Reproduce each line in the entries below verbatim, leaving out the pictures.
— start of Exercise material —
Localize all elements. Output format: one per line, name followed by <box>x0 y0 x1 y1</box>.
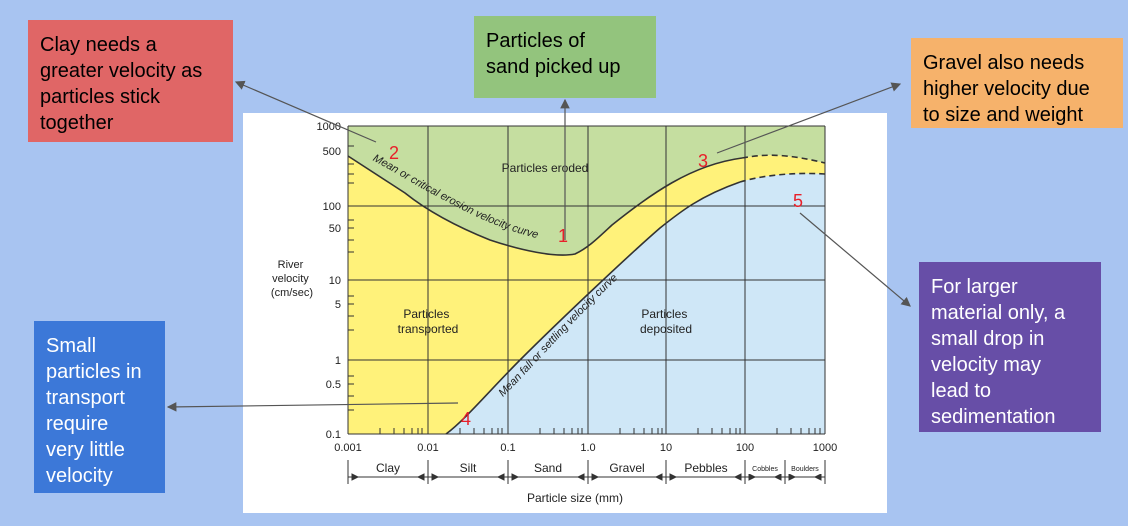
x-tick-label: 1.0 <box>580 442 595 454</box>
callout-large-line: For larger <box>931 276 1018 298</box>
callout-small-particles: Small particles in transport require ver… <box>34 321 165 493</box>
size-class-clay: Clay <box>376 461 400 475</box>
callout-sand: Particles of sand picked up <box>474 16 656 98</box>
callout-gravel-line: to size and weight <box>923 104 1084 126</box>
x-tick-label: 100 <box>736 442 754 454</box>
x-tick-label: 0.1 <box>500 442 515 454</box>
marker-5: 5 <box>793 191 803 211</box>
y-tick-label: 5 <box>335 299 341 311</box>
y-tick-label: 1 <box>335 355 341 367</box>
callout-large-line: small drop in <box>931 328 1045 350</box>
callout-small-line: require <box>46 413 109 435</box>
callout-sand-line: sand picked up <box>486 56 621 78</box>
callout-small-line: velocity <box>46 465 113 487</box>
callout-large-line: material only, a <box>931 302 1066 324</box>
callout-clay: Clay needs a greater velocity as particl… <box>28 20 233 142</box>
size-class-sand: Sand <box>534 461 562 475</box>
y-tick-label: 100 <box>323 201 341 213</box>
x-tick-label: 0.001 <box>334 442 362 454</box>
y-tick-label: 500 <box>323 146 341 158</box>
marker-4: 4 <box>461 409 471 429</box>
x-tick-label: 1000 <box>813 442 837 454</box>
erosion-curve <box>347 155 743 256</box>
callout-clay-line: particles stick <box>40 86 161 108</box>
region-label-transported: Particles transported <box>398 307 459 336</box>
size-class-gravel: Gravel <box>609 461 644 475</box>
callout-small-line: transport <box>46 387 125 409</box>
region-deposited <box>446 173 825 434</box>
marker-3: 3 <box>698 151 708 171</box>
hjulstrom-diagram: Mean or critical erosion velocity curve … <box>271 121 837 505</box>
callout-clay-line: Clay needs a <box>40 34 157 56</box>
y-tick-label: 10 <box>329 275 341 287</box>
callout-clay-line: together <box>40 112 114 134</box>
y-tick-label: 50 <box>329 223 341 235</box>
callout-gravel: Gravel also needs higher velocity due to… <box>911 38 1123 128</box>
size-class-cobbles: Cobbles <box>752 466 778 473</box>
size-class-pebbles: Pebbles <box>684 461 727 475</box>
callout-small-line: Small <box>46 335 97 357</box>
settling-curve <box>445 181 741 435</box>
callout-large-line: velocity may <box>931 354 1042 376</box>
callout-small-line: very little <box>46 439 125 461</box>
callout-large-line: lead to <box>931 380 992 402</box>
size-class-labels: Clay Silt Sand Gravel Pebbles Cobbles Bo… <box>372 461 823 475</box>
callout-small-line: particles in <box>46 361 142 383</box>
markers: 1 2 3 4 5 <box>389 143 803 429</box>
marker-1: 1 <box>558 226 568 246</box>
erosion-curve-dashed <box>741 154 826 164</box>
hjulstrom-diagram-panel: Mean or critical erosion velocity curve … <box>243 113 887 513</box>
y-tick-label: 0.1 <box>326 429 341 441</box>
callout-large-material: For larger material only, a small drop i… <box>919 262 1101 432</box>
x-axis-title: Particle size (mm) <box>527 491 623 505</box>
y-tick-label: 1000 <box>317 121 341 133</box>
x-tick-label: 0.01 <box>417 442 438 454</box>
y-axis-title: River velocity (cm/sec) <box>271 259 313 299</box>
settling-curve-dashed <box>739 172 826 183</box>
x-tick-label: 10 <box>660 442 672 454</box>
callout-gravel-line: Gravel also needs <box>923 52 1085 74</box>
region-eroded <box>348 126 825 256</box>
minor-ticks <box>348 145 821 434</box>
callout-large-line: sedimentation <box>931 406 1056 428</box>
y-axis: 1000 500 100 50 10 5 1 0.5 0.1 <box>317 121 341 441</box>
region-label-eroded: Particles eroded <box>502 161 589 175</box>
region-label-deposited: Particles deposited <box>640 307 692 336</box>
size-class-ruler <box>347 460 826 484</box>
size-class-silt: Silt <box>460 461 477 475</box>
callout-clay-line: greater velocity as <box>40 60 203 82</box>
x-axis: 0.001 0.01 0.1 1.0 10 100 1000 <box>334 442 837 454</box>
grid-lines <box>347 125 826 435</box>
y-tick-label: 0.5 <box>326 379 341 391</box>
marker-2: 2 <box>389 143 399 163</box>
size-class-boulders: Boulders <box>791 466 819 473</box>
callout-sand-line: Particles of <box>486 30 585 52</box>
callout-gravel-line: higher velocity due <box>923 78 1090 100</box>
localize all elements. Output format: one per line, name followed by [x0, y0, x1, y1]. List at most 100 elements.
— end of Exercise material —
> _Solution to this task_
Localize all elements. Output format: one per line, name followed by <box>x0 y0 x1 y1</box>.
x-tick-label: 1.0 <box>580 442 595 454</box>
callout-large-line: For larger <box>931 276 1018 298</box>
callout-small-particles: Small particles in transport require ver… <box>34 321 165 493</box>
size-class-clay: Clay <box>376 461 400 475</box>
callout-sand: Particles of sand picked up <box>474 16 656 98</box>
callout-gravel-line: to size and weight <box>923 104 1084 126</box>
x-tick-label: 100 <box>736 442 754 454</box>
x-tick-label: 0.1 <box>500 442 515 454</box>
marker-5: 5 <box>793 191 803 211</box>
y-tick-label: 5 <box>335 299 341 311</box>
y-tick-label: 1 <box>335 355 341 367</box>
callout-large-line: small drop in <box>931 328 1045 350</box>
callout-small-line: require <box>46 413 109 435</box>
callout-sand-line: sand picked up <box>486 56 621 78</box>
callout-small-line: velocity <box>46 465 113 487</box>
callout-large-line: material only, a <box>931 302 1066 324</box>
callout-clay: Clay needs a greater velocity as particl… <box>28 20 233 142</box>
size-class-sand: Sand <box>534 461 562 475</box>
y-tick-label: 100 <box>323 201 341 213</box>
x-tick-label: 0.001 <box>334 442 362 454</box>
y-tick-label: 500 <box>323 146 341 158</box>
marker-4: 4 <box>461 409 471 429</box>
x-tick-label: 1000 <box>813 442 837 454</box>
erosion-curve <box>347 155 743 256</box>
callout-clay-line: particles stick <box>40 86 161 108</box>
region-label-transported: Particles transported <box>398 307 459 336</box>
size-class-gravel: Gravel <box>609 461 644 475</box>
callout-small-line: transport <box>46 387 125 409</box>
region-deposited <box>446 173 825 434</box>
marker-3: 3 <box>698 151 708 171</box>
hjulstrom-diagram: Mean or critical erosion velocity curve … <box>271 121 837 505</box>
callout-clay-line: Clay needs a <box>40 34 157 56</box>
y-tick-label: 10 <box>329 275 341 287</box>
callout-clay-line: together <box>40 112 114 134</box>
y-tick-label: 50 <box>329 223 341 235</box>
callout-gravel: Gravel also needs higher velocity due to… <box>911 38 1123 128</box>
size-class-cobbles: Cobbles <box>752 466 778 473</box>
size-class-pebbles: Pebbles <box>684 461 727 475</box>
callout-small-line: Small <box>46 335 97 357</box>
settling-curve <box>445 181 741 435</box>
callout-large-line: velocity may <box>931 354 1042 376</box>
callout-small-line: very little <box>46 439 125 461</box>
callout-large-line: lead to <box>931 380 992 402</box>
size-class-labels: Clay Silt Sand Gravel Pebbles Cobbles Bo… <box>372 461 823 475</box>
callout-small-line: particles in <box>46 361 142 383</box>
markers: 1 2 3 4 5 <box>389 143 803 429</box>
marker-1: 1 <box>558 226 568 246</box>
erosion-curve-dashed <box>741 154 826 164</box>
hjulstrom-diagram-panel: Mean or critical erosion velocity curve … <box>243 113 887 513</box>
y-tick-label: 0.1 <box>326 429 341 441</box>
callout-large-material: For larger material only, a small drop i… <box>919 262 1101 432</box>
x-axis-title: Particle size (mm) <box>527 491 623 505</box>
y-tick-label: 1000 <box>317 121 341 133</box>
x-tick-label: 0.01 <box>417 442 438 454</box>
y-axis-title: River velocity (cm/sec) <box>271 259 313 299</box>
settling-curve-dashed <box>739 172 826 183</box>
x-tick-label: 10 <box>660 442 672 454</box>
callout-gravel-line: Gravel also needs <box>923 52 1085 74</box>
region-eroded <box>348 126 825 256</box>
minor-ticks <box>348 145 821 434</box>
callout-large-line: sedimentation <box>931 406 1056 428</box>
y-axis: 1000 500 100 50 10 5 1 0.5 0.1 <box>317 121 341 441</box>
region-label-eroded: Particles eroded <box>502 161 589 175</box>
region-label-deposited: Particles deposited <box>640 307 692 336</box>
size-class-ruler <box>347 460 826 484</box>
size-class-silt: Silt <box>460 461 477 475</box>
callout-clay-line: greater velocity as <box>40 60 203 82</box>
x-axis: 0.001 0.01 0.1 1.0 10 100 1000 <box>334 442 837 454</box>
grid-lines <box>347 125 826 435</box>
y-tick-label: 0.5 <box>326 379 341 391</box>
marker-2: 2 <box>389 143 399 163</box>
size-class-boulders: Boulders <box>791 466 819 473</box>
callout-sand-line: Particles of <box>486 30 585 52</box>
callout-gravel-line: higher velocity due <box>923 78 1090 100</box>
localize all elements. Output format: one per line, name followed by [x0, y0, x1, y1]. List at most 100 elements.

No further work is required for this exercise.